§ **GIVEN REQUEST**
Print the records below word for word, but leave out the pictures.
--- Start DATA PROVIDED ---
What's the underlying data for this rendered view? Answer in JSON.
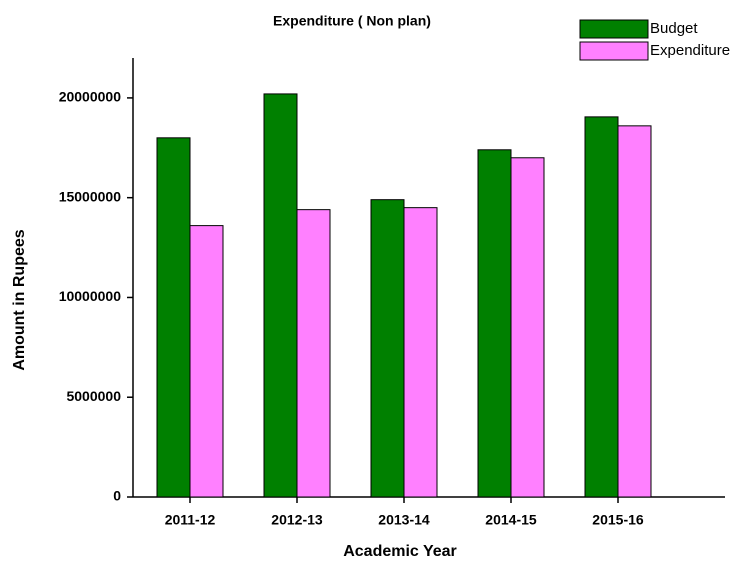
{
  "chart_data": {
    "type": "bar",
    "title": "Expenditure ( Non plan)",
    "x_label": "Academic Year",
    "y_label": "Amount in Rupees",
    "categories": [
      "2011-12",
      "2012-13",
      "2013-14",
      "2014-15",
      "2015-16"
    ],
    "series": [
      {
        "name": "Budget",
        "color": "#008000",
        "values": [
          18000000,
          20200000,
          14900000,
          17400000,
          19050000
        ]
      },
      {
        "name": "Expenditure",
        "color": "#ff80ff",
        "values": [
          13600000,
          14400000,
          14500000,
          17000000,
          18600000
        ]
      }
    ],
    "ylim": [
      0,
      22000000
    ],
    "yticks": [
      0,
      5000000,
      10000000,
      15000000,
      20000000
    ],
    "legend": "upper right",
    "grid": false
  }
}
--- End DATA PROVIDED ---
§ **RESPONSE TO THE EXERCISE**
What's the underlying data for this rendered view? Answer in JSON.
{
  "chart_data": {
    "type": "bar",
    "title": "Expenditure ( Non plan)",
    "x_label": "Academic Year",
    "y_label": "Amount in Rupees",
    "categories": [
      "2011-12",
      "2012-13",
      "2013-14",
      "2014-15",
      "2015-16"
    ],
    "series": [
      {
        "name": "Budget",
        "color": "#008000",
        "values": [
          18000000,
          20200000,
          14900000,
          17400000,
          19050000
        ]
      },
      {
        "name": "Expenditure",
        "color": "#ff80ff",
        "values": [
          13600000,
          14400000,
          14500000,
          17000000,
          18600000
        ]
      }
    ],
    "ylim": [
      0,
      22000000
    ],
    "yticks": [
      0,
      5000000,
      10000000,
      15000000,
      20000000
    ],
    "legend": "upper right",
    "grid": false
  }
}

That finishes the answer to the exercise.